** Start of AVAILABLE RECORDS **
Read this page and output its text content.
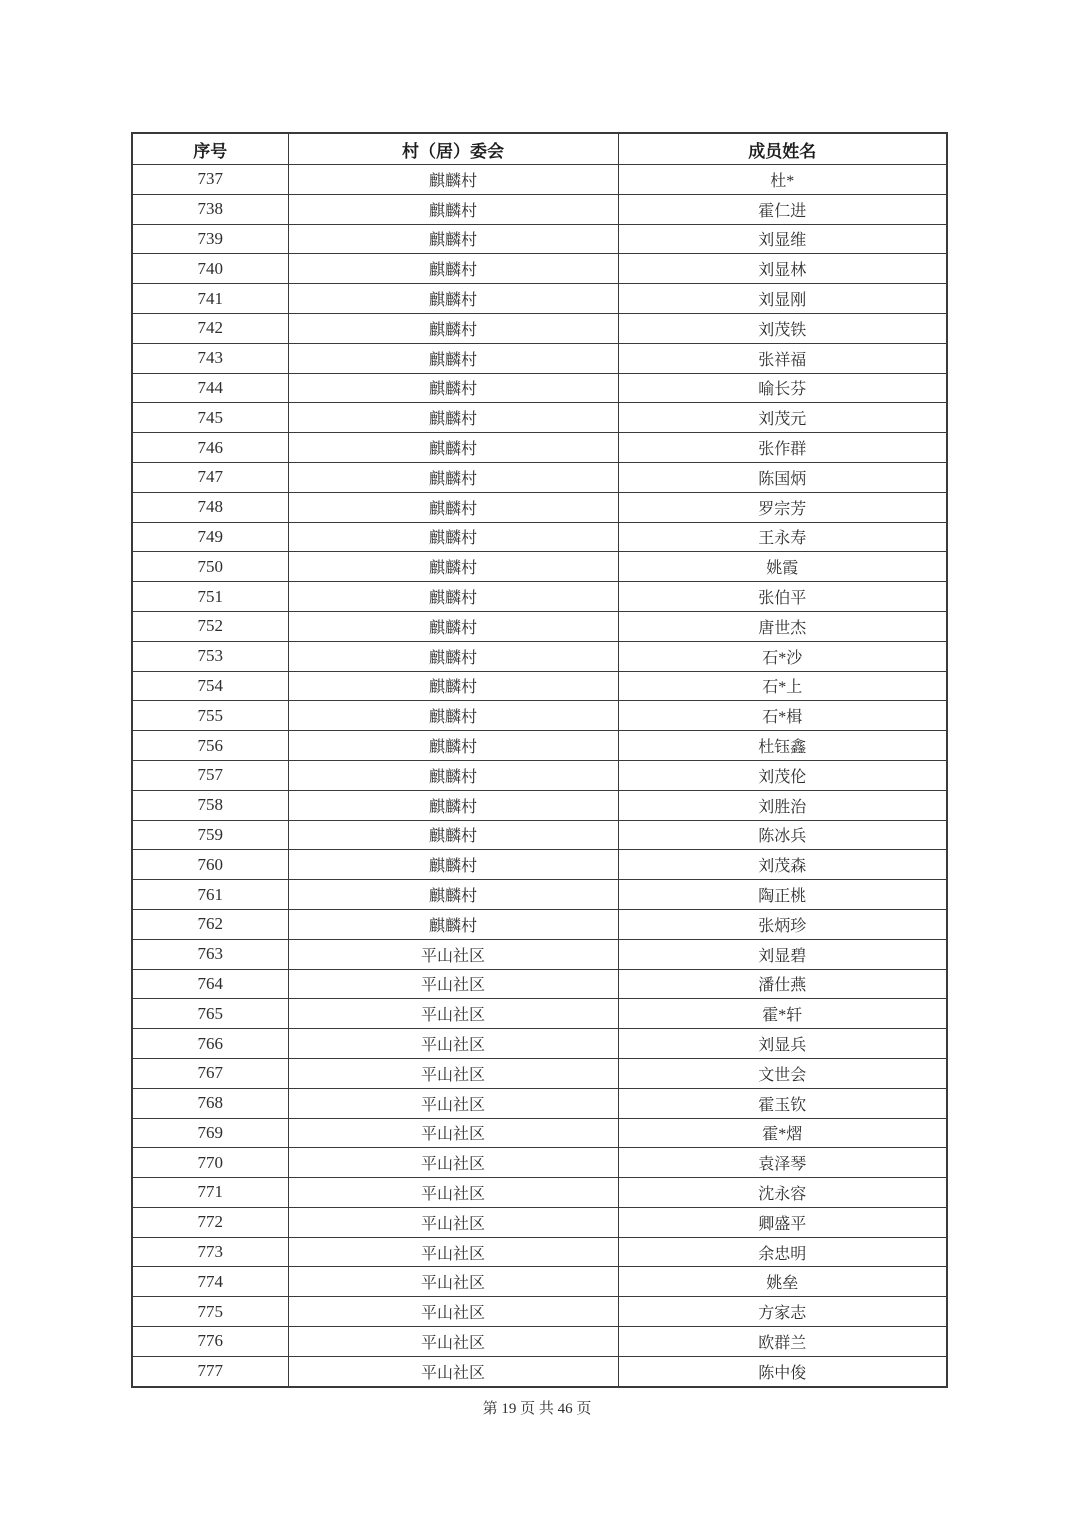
序号	村（居）委会	成员姓名
737	麒麟村	杜*
738	麒麟村	霍仁进
739	麒麟村	刘显维
740	麒麟村	刘显林
741	麒麟村	刘显刚
742	麒麟村	刘茂铁
743	麒麟村	张祥福
744	麒麟村	喻长芬
745	麒麟村	刘茂元
746	麒麟村	张作群
747	麒麟村	陈国炳
748	麒麟村	罗宗芳
749	麒麟村	王永寿
750	麒麟村	姚霞
751	麒麟村	张伯平
752	麒麟村	唐世杰
753	麒麟村	石*沙
754	麒麟村	石*上
755	麒麟村	石*楫
756	麒麟村	杜钰鑫
757	麒麟村	刘茂伦
758	麒麟村	刘胜治
759	麒麟村	陈冰兵
760	麒麟村	刘茂森
761	麒麟村	陶正桃
762	麒麟村	张炳珍
763	平山社区	刘显碧
764	平山社区	潘仕燕
765	平山社区	霍*轩
766	平山社区	刘显兵
767	平山社区	文世会
768	平山社区	霍玉钦
769	平山社区	霍*熠
770	平山社区	袁泽琴
771	平山社区	沈永容
772	平山社区	卿盛平
773	平山社区	余忠明
774	平山社区	姚垒
775	平山社区	方家志
776	平山社区	欧群兰
777	平山社区	陈中俊
第 19 页 共 46 页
** End of AVAILABLE RECORDS **
*TASK REQUIREMENTS:*
Please transcribe the material above exactly as written. Leave the pictures out.

*TASK RESULT:*
Read this page and output its text content.
序号	村（居）委会	成员姓名
737	麒麟村	杜*
738	麒麟村	霍仁进
739	麒麟村	刘显维
740	麒麟村	刘显林
741	麒麟村	刘显刚
742	麒麟村	刘茂铁
743	麒麟村	张祥福
744	麒麟村	喻长芬
745	麒麟村	刘茂元
746	麒麟村	张作群
747	麒麟村	陈国炳
748	麒麟村	罗宗芳
749	麒麟村	王永寿
750	麒麟村	姚霞
751	麒麟村	张伯平
752	麒麟村	唐世杰
753	麒麟村	石*沙
754	麒麟村	石*上
755	麒麟村	石*楫
756	麒麟村	杜钰鑫
757	麒麟村	刘茂伦
758	麒麟村	刘胜治
759	麒麟村	陈冰兵
760	麒麟村	刘茂森
761	麒麟村	陶正桃
762	麒麟村	张炳珍
763	平山社区	刘显碧
764	平山社区	潘仕燕
765	平山社区	霍*轩
766	平山社区	刘显兵
767	平山社区	文世会
768	平山社区	霍玉钦
769	平山社区	霍*熠
770	平山社区	袁泽琴
771	平山社区	沈永容
772	平山社区	卿盛平
773	平山社区	余忠明
774	平山社区	姚垒
775	平山社区	方家志
776	平山社区	欧群兰
777	平山社区	陈中俊
第 19 页 共 46 页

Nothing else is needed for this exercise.